Exercise prompt:
Leave out the images; return the rest of the data exactly.

Extracted records:
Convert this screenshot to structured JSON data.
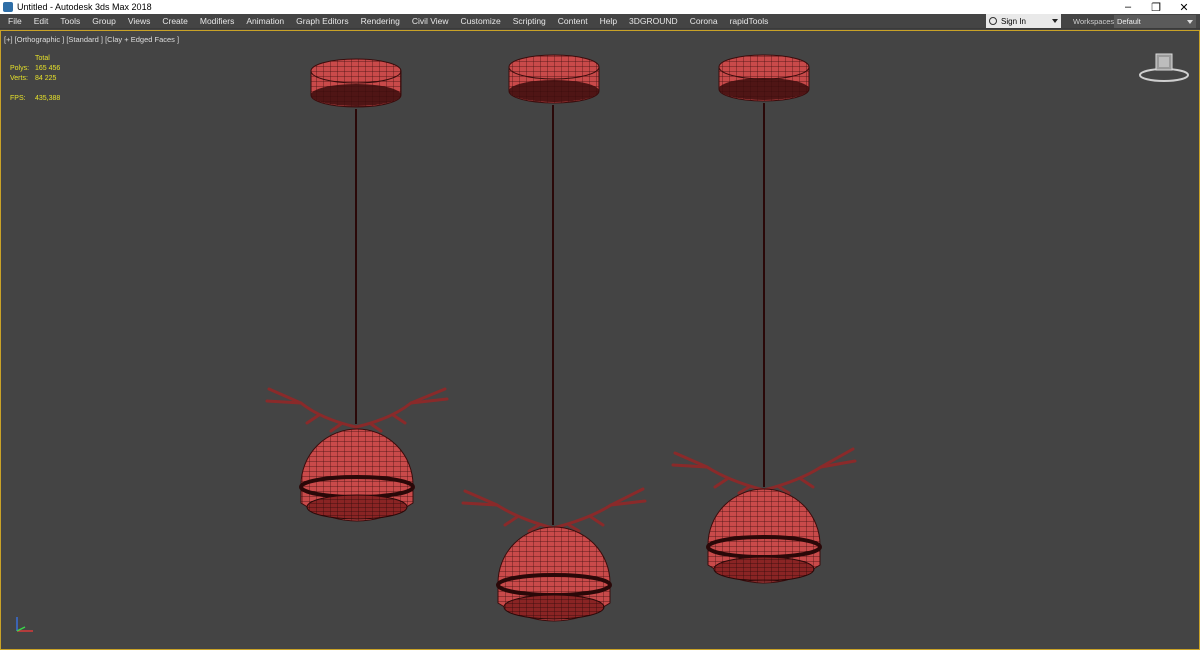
{
  "window": {
    "title": "Untitled - Autodesk 3ds Max 2018",
    "controls": [
      "–",
      "❐",
      "✕"
    ]
  },
  "menu": {
    "items": [
      "File",
      "Edit",
      "Tools",
      "Group",
      "Views",
      "Create",
      "Modifiers",
      "Animation",
      "Graph Editors",
      "Rendering",
      "Civil View",
      "Customize",
      "Scripting",
      "Content",
      "Help",
      "3DGROUND",
      "Corona",
      "rapidTools"
    ],
    "sign_in": "Sign In",
    "workspaces_label": "Workspaces:",
    "workspaces_value": "Default"
  },
  "viewport": {
    "label": "[+] [Orthographic ] [Standard ] [Clay + Edged Faces ]",
    "stats": {
      "total_label": "Total",
      "polys_label": "Polys:",
      "polys_value": "165 456",
      "verts_label": "Verts:",
      "verts_value": "84 225",
      "fps_label": "FPS:",
      "fps_value": "435,388"
    }
  },
  "colors": {
    "viewport_bg": "#444444",
    "model_fill": "#c94a4a",
    "model_wire": "#3a0c0c",
    "active_border": "#c9a227",
    "stats_text": "#e6e22a"
  },
  "icons": {
    "app": "3dsmax-app-icon",
    "user": "user-icon",
    "viewcube": "viewcube-icon",
    "axis": "axis-tripod-icon"
  }
}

Result for this task:
Convert this screenshot to structured JSON data.
{
  "window": {
    "title": "Untitled - Autodesk 3ds Max 2018",
    "controls": [
      "–",
      "❐",
      "✕"
    ]
  },
  "menu": {
    "items": [
      "File",
      "Edit",
      "Tools",
      "Group",
      "Views",
      "Create",
      "Modifiers",
      "Animation",
      "Graph Editors",
      "Rendering",
      "Civil View",
      "Customize",
      "Scripting",
      "Content",
      "Help",
      "3DGROUND",
      "Corona",
      "rapidTools"
    ],
    "sign_in": "Sign In",
    "workspaces_label": "Workspaces:",
    "workspaces_value": "Default"
  },
  "viewport": {
    "label": "[+] [Orthographic ] [Standard ] [Clay + Edged Faces ]",
    "stats": {
      "total_label": "Total",
      "polys_label": "Polys:",
      "polys_value": "165 456",
      "verts_label": "Verts:",
      "verts_value": "84 225",
      "fps_label": "FPS:",
      "fps_value": "435,388"
    }
  },
  "colors": {
    "viewport_bg": "#444444",
    "model_fill": "#c94a4a",
    "model_wire": "#3a0c0c",
    "active_border": "#c9a227",
    "stats_text": "#e6e22a"
  },
  "icons": {
    "app": "3dsmax-app-icon",
    "user": "user-icon",
    "viewcube": "viewcube-icon",
    "axis": "axis-tripod-icon"
  }
}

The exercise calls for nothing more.